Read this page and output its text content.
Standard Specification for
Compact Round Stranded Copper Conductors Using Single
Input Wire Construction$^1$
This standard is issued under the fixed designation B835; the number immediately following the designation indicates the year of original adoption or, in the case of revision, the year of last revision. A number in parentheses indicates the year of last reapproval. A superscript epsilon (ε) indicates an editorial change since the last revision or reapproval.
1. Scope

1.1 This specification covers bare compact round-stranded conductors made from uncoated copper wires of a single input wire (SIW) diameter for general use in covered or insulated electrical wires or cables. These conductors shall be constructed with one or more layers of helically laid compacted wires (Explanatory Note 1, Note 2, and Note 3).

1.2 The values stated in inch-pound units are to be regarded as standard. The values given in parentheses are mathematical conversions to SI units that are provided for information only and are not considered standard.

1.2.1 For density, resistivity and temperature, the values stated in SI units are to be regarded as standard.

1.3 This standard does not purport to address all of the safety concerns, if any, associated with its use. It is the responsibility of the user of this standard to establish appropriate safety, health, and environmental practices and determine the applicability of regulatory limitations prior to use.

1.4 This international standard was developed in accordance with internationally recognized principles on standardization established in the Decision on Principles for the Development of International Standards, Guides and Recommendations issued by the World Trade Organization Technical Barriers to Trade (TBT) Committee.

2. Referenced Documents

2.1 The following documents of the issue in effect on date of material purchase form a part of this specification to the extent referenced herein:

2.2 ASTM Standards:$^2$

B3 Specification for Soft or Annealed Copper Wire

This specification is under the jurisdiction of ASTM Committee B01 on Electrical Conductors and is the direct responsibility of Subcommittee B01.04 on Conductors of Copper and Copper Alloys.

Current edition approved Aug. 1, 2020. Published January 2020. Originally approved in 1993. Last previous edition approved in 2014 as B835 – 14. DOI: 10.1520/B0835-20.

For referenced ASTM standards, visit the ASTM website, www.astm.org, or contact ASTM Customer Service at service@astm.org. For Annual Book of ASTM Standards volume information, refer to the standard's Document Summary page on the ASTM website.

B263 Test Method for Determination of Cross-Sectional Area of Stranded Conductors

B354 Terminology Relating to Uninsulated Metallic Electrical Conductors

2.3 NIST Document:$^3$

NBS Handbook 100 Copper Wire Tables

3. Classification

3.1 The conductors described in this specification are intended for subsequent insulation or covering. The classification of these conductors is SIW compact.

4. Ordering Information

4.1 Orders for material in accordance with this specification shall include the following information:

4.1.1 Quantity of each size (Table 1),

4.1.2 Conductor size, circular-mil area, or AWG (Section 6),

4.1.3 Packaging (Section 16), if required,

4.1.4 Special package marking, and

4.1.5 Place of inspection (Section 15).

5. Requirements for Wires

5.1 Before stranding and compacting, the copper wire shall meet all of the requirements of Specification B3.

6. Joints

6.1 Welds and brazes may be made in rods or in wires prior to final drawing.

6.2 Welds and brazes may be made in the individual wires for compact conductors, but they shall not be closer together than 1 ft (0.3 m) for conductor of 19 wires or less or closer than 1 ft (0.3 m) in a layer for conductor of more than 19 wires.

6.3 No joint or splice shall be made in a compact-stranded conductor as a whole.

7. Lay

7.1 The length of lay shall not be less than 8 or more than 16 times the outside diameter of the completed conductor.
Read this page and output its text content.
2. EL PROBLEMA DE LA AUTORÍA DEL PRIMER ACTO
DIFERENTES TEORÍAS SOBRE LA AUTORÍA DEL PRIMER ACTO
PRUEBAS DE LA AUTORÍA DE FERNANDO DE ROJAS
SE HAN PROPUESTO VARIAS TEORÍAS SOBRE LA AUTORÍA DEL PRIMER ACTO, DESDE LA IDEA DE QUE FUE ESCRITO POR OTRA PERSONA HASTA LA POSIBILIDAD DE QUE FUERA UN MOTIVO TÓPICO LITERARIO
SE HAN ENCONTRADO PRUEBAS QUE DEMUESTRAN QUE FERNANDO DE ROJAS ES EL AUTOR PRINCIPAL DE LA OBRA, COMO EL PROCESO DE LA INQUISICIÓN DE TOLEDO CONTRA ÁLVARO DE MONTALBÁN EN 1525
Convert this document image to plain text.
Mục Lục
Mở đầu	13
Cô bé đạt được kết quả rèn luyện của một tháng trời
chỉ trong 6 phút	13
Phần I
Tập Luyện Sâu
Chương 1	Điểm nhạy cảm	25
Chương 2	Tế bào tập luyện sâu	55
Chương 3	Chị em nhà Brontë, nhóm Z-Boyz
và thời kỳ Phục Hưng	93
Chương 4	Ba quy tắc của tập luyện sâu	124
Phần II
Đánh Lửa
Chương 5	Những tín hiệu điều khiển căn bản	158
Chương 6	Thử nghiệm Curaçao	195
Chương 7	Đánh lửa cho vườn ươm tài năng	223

==*==

Retype all of the material, keeping each line exact.

● **Reply**:
Read this page and output its text content.
Standard Specification for
Compact Round Stranded Copper Conductors Using Single
Input Wire Construction$^1$
This standard is issued under the fixed designation B835; the number immediately following the designation indicates the year of original adoption or, in the case of revision, the year of last revision. A number in parentheses indicates the year of last reapproval. A superscript epsilon (ε) indicates an editorial change since the last revision or reapproval.
1. Scope

1.1 This specification covers bare compact round-stranded conductors made from uncoated copper wires of a single input wire (SIW) diameter for general use in covered or insulated electrical wires or cables. These conductors shall be constructed with one or more layers of helically laid compacted wires (Explanatory Note 1, Note 2, and Note 3).

1.2 The values stated in inch-pound units are to be regarded as standard. The values given in parentheses are mathematical conversions to SI units that are provided for information only and are not considered standard.

1.2.1 For density, resistivity and temperature, the values stated in SI units are to be regarded as standard.

1.3 This standard does not purport to address all of the safety concerns, if any, associated with its use. It is the responsibility of the user of this standard to establish appropriate safety, health, and environmental practices and determine the applicability of regulatory limitations prior to use.

1.4 This international standard was developed in accordance with internationally recognized principles on standardization established in the Decision on Principles for the Development of International Standards, Guides and Recommendations issued by the World Trade Organization Technical Barriers to Trade (TBT) Committee.

2. Referenced Documents

2.1 The following documents of the issue in effect on date of material purchase form a part of this specification to the extent referenced herein:

2.2 ASTM Standards:$^2$

B3 Specification for Soft or Annealed Copper Wire

This specification is under the jurisdiction of ASTM Committee B01 on Electrical Conductors and is the direct responsibility of Subcommittee B01.04 on Conductors of Copper and Copper Alloys.

Current edition approved Aug. 1, 2020. Published January 2020. Originally approved in 1993. Last previous edition approved in 2014 as B835 – 14. DOI: 10.1520/B0835-20.

For referenced ASTM standards, visit the ASTM website, www.astm.org, or contact ASTM Customer Service at service@astm.org. For Annual Book of ASTM Standards volume information, refer to the standard's Document Summary page on the ASTM website.

B263 Test Method for Determination of Cross-Sectional Area of Stranded Conductors

B354 Terminology Relating to Uninsulated Metallic Electrical Conductors

2.3 NIST Document:$^3$

NBS Handbook 100 Copper Wire Tables

3. Classification

3.1 The conductors described in this specification are intended for subsequent insulation or covering. The classification of these conductors is SIW compact.

4. Ordering Information

4.1 Orders for material in accordance with this specification shall include the following information:

4.1.1 Quantity of each size (Table 1),

4.1.2 Conductor size, circular-mil area, or AWG (Section 6),

4.1.3 Packaging (Section 16), if required,

4.1.4 Special package marking, and

4.1.5 Place of inspection (Section 15).

5. Requirements for Wires

5.1 Before stranding and compacting, the copper wire shall meet all of the requirements of Specification B3.

6. Joints

6.1 Welds and brazes may be made in rods or in wires prior to final drawing.

6.2 Welds and brazes may be made in the individual wires for compact conductors, but they shall not be closer together than 1 ft (0.3 m) for conductor of 19 wires or less or closer than 1 ft (0.3 m) in a layer for conductor of more than 19 wires.

6.3 No joint or splice shall be made in a compact-stranded conductor as a whole.

7. Lay

7.1 The length of lay shall not be less than 8 or more than 16 times the outside diameter of the completed conductor.
Read this page and output its text content.
2. EL PROBLEMA DE LA AUTORÍA DEL PRIMER ACTO
DIFERENTES TEORÍAS SOBRE LA AUTORÍA DEL PRIMER ACTO
PRUEBAS DE LA AUTORÍA DE FERNANDO DE ROJAS
SE HAN PROPUESTO VARIAS TEORÍAS SOBRE LA AUTORÍA DEL PRIMER ACTO, DESDE LA IDEA DE QUE FUE ESCRITO POR OTRA PERSONA HASTA LA POSIBILIDAD DE QUE FUERA UN MOTIVO TÓPICO LITERARIO
SE HAN ENCONTRADO PRUEBAS QUE DEMUESTRAN QUE FERNANDO DE ROJAS ES EL AUTOR PRINCIPAL DE LA OBRA, COMO EL PROCESO DE LA INQUISICIÓN DE TOLEDO CONTRA ÁLVARO DE MONTALBÁN EN 1525
Convert this document image to plain text.
Mục Lục
Mở đầu	13
Cô bé đạt được kết quả rèn luyện của một tháng trời
chỉ trong 6 phút	13
Phần I
Tập Luyện Sâu
Chương 1	Điểm nhạy cảm	25
Chương 2	Tế bào tập luyện sâu	55
Chương 3	Chị em nhà Brontë, nhóm Z-Boyz
và thời kỳ Phục Hưng	93
Chương 4	Ba quy tắc của tập luyện sâu	124
Phần II
Đánh Lửa
Chương 5	Những tín hiệu điều khiển căn bản	158
Chương 6	Thử nghiệm Curaçao	195
Chương 7	Đánh lửa cho vườn ươm tài năng	223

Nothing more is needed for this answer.